Required task: Copy out every line of the data below, character for character, without changing anything.

Provided material:
■ ■ ■ ■ ■

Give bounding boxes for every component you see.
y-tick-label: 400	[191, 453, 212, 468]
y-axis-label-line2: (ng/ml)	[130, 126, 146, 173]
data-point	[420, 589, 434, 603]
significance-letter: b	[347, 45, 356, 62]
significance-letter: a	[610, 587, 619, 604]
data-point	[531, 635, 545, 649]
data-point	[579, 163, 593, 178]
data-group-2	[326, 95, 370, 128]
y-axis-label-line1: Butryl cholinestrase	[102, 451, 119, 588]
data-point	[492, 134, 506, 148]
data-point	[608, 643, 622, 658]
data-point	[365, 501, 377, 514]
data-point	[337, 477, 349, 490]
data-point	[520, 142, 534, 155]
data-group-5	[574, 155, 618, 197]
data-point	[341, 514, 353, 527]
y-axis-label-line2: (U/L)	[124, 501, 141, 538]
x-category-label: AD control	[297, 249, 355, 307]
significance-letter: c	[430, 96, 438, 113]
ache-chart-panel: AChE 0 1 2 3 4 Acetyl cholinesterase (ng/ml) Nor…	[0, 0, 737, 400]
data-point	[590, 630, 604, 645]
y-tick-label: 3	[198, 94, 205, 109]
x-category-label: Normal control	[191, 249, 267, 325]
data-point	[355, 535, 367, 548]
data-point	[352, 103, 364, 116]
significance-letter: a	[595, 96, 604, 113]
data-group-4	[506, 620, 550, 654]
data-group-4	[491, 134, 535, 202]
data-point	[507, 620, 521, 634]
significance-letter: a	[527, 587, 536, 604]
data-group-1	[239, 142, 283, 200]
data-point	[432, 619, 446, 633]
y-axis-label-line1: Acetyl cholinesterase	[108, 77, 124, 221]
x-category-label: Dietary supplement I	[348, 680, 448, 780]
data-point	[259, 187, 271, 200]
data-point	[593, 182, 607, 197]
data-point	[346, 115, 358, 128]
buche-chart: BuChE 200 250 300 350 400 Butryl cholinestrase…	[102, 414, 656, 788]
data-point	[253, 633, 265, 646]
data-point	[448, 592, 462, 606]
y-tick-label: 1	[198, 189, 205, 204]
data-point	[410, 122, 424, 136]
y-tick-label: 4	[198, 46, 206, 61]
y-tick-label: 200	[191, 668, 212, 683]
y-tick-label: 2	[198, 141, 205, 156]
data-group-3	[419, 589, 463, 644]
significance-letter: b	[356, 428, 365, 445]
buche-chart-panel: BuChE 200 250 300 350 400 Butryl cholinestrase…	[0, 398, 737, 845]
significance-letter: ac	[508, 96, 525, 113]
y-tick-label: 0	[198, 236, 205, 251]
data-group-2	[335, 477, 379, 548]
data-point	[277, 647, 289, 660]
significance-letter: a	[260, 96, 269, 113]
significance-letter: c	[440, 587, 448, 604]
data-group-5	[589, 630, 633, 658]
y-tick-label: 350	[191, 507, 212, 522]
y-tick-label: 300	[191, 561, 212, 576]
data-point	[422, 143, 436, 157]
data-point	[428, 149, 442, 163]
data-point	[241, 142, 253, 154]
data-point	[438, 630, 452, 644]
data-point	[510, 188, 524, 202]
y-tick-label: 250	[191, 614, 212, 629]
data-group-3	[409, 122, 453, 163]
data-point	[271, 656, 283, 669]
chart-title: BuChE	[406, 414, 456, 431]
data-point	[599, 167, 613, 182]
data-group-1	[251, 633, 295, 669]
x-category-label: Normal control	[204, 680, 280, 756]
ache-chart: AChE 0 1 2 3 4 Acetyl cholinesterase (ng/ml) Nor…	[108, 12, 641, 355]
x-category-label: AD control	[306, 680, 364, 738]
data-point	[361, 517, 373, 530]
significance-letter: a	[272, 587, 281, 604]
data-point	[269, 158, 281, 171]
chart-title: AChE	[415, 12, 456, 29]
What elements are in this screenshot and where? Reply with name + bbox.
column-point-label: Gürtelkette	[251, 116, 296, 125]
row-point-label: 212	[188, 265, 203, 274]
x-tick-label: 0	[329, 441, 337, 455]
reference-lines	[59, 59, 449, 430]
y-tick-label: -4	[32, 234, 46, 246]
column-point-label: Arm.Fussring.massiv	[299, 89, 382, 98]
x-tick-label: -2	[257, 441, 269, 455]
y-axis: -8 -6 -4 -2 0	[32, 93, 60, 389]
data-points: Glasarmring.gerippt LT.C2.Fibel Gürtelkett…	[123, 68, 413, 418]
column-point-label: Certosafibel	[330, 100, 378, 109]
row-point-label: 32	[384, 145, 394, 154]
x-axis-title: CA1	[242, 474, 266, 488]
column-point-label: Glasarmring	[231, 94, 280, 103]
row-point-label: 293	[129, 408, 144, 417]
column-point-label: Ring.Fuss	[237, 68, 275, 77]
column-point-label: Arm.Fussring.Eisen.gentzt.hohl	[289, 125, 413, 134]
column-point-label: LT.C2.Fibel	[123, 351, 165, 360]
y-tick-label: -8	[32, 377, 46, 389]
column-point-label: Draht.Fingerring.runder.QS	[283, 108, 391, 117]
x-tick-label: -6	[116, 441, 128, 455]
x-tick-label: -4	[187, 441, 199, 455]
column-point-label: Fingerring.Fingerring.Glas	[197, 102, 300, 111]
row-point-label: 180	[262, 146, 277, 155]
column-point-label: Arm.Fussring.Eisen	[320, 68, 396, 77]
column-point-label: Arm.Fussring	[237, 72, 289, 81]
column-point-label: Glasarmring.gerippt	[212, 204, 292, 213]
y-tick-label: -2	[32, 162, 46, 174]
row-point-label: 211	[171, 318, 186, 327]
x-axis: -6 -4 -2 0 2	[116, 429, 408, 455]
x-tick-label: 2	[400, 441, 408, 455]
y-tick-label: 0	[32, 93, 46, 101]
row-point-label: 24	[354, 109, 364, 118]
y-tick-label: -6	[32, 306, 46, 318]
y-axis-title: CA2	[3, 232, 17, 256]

■ ■ ■ ■ ■

Finished task:
Give bounding boxes for every component you see.
y-tick-label: 400	[191, 453, 212, 468]
y-axis-label-line2: (ng/ml)	[130, 126, 146, 173]
data-point	[420, 589, 434, 603]
significance-letter: b	[347, 45, 356, 62]
significance-letter: a	[610, 587, 619, 604]
data-point	[531, 635, 545, 649]
data-point	[579, 163, 593, 178]
data-group-2	[326, 95, 370, 128]
y-axis-label-line1: Butryl cholinestrase	[102, 451, 119, 588]
data-point	[492, 134, 506, 148]
data-point	[608, 643, 622, 658]
data-point	[365, 501, 377, 514]
data-point	[337, 477, 349, 490]
data-point	[520, 142, 534, 155]
data-group-5	[574, 155, 618, 197]
data-point	[341, 514, 353, 527]
y-axis-label-line2: (U/L)	[124, 501, 141, 538]
x-category-label: AD control	[297, 249, 355, 307]
significance-letter: c	[430, 96, 438, 113]
ache-chart-panel: AChE 0 1 2 3 4 Acetyl cholinesterase (ng/ml) Nor…	[0, 0, 737, 400]
data-point	[590, 630, 604, 645]
y-tick-label: 3	[198, 94, 205, 109]
x-category-label: Normal control	[191, 249, 267, 325]
data-point	[355, 535, 367, 548]
data-point	[352, 103, 364, 116]
significance-letter: a	[595, 96, 604, 113]
data-group-4	[506, 620, 550, 654]
data-group-4	[491, 134, 535, 202]
data-point	[507, 620, 521, 634]
significance-letter: a	[527, 587, 536, 604]
data-group-1	[239, 142, 283, 200]
data-point	[432, 619, 446, 633]
y-axis-label-line1: Acetyl cholinesterase	[108, 77, 124, 221]
x-category-label: Dietary supplement I	[348, 680, 448, 780]
data-point	[259, 187, 271, 200]
data-point	[593, 182, 607, 197]
data-point	[346, 115, 358, 128]
buche-chart: BuChE 200 250 300 350 400 Butryl cholinestrase…	[102, 414, 656, 788]
data-point	[253, 633, 265, 646]
data-point	[448, 592, 462, 606]
y-tick-label: 1	[198, 189, 205, 204]
data-point	[410, 122, 424, 136]
y-tick-label: 4	[198, 46, 206, 61]
y-tick-label: 200	[191, 668, 212, 683]
y-tick-label: 2	[198, 141, 205, 156]
data-group-3	[419, 589, 463, 644]
significance-letter: b	[356, 428, 365, 445]
buche-chart-panel: BuChE 200 250 300 350 400 Butryl cholinestrase…	[0, 398, 737, 845]
significance-letter: ac	[508, 96, 525, 113]
y-tick-label: 0	[198, 236, 205, 251]
data-group-2	[335, 477, 379, 548]
data-point	[277, 647, 289, 660]
significance-letter: a	[260, 96, 269, 113]
significance-letter: c	[440, 587, 448, 604]
data-group-5	[589, 630, 633, 658]
y-tick-label: 350	[191, 507, 212, 522]
y-tick-label: 300	[191, 561, 212, 576]
data-point	[422, 143, 436, 157]
data-point	[428, 149, 442, 163]
data-point	[241, 142, 253, 154]
data-point	[438, 630, 452, 644]
data-point	[510, 188, 524, 202]
y-tick-label: 250	[191, 614, 212, 629]
data-group-3	[409, 122, 453, 163]
data-point	[271, 656, 283, 669]
chart-title: BuChE	[406, 414, 456, 431]
data-point	[599, 167, 613, 182]
data-group-1	[251, 633, 295, 669]
x-category-label: Normal control	[204, 680, 280, 756]
ache-chart: AChE 0 1 2 3 4 Acetyl cholinesterase (ng/ml) Nor…	[108, 12, 641, 355]
x-category-label: AD control	[306, 680, 364, 738]
data-point	[361, 517, 373, 530]
significance-letter: a	[272, 587, 281, 604]
data-point	[269, 158, 281, 171]
chart-title: AChE	[415, 12, 456, 29]
What elements are in this screenshot and where? Reply with name + bbox.
column-point-label: Gürtelkette	[251, 116, 296, 125]
row-point-label: 212	[188, 265, 203, 274]
x-tick-label: 0	[329, 441, 337, 455]
reference-lines	[59, 59, 449, 430]
y-tick-label: -4	[32, 234, 46, 246]
column-point-label: Arm.Fussring.massiv	[299, 89, 382, 98]
x-tick-label: -2	[257, 441, 269, 455]
y-axis: -8 -6 -4 -2 0	[32, 93, 60, 389]
data-points: Glasarmring.gerippt LT.C2.Fibel Gürtelkett…	[123, 68, 413, 418]
column-point-label: Certosafibel	[330, 100, 378, 109]
row-point-label: 32	[384, 145, 394, 154]
x-axis-title: CA1	[242, 474, 266, 488]
column-point-label: Glasarmring	[231, 94, 280, 103]
row-point-label: 293	[129, 408, 144, 417]
column-point-label: Ring.Fuss	[237, 68, 275, 77]
column-point-label: Arm.Fussring.Eisen.gentzt.hohl	[289, 125, 413, 134]
column-point-label: LT.C2.Fibel	[123, 351, 165, 360]
y-tick-label: -8	[32, 377, 46, 389]
column-point-label: Draht.Fingerring.runder.QS	[283, 108, 391, 117]
x-tick-label: -6	[116, 441, 128, 455]
x-tick-label: -4	[187, 441, 199, 455]
column-point-label: Fingerring.Fingerring.Glas	[197, 102, 300, 111]
row-point-label: 180	[262, 146, 277, 155]
column-point-label: Arm.Fussring.Eisen	[320, 68, 396, 77]
column-point-label: Arm.Fussring	[237, 72, 289, 81]
column-point-label: Glasarmring.gerippt	[212, 204, 292, 213]
y-tick-label: -2	[32, 162, 46, 174]
row-point-label: 211	[171, 318, 186, 327]
x-axis: -6 -4 -2 0 2	[116, 429, 408, 455]
x-tick-label: 2	[400, 441, 408, 455]
y-tick-label: 0	[32, 93, 46, 101]
row-point-label: 24	[354, 109, 364, 118]
y-tick-label: -6	[32, 306, 46, 318]
y-axis-title: CA2	[3, 232, 17, 256]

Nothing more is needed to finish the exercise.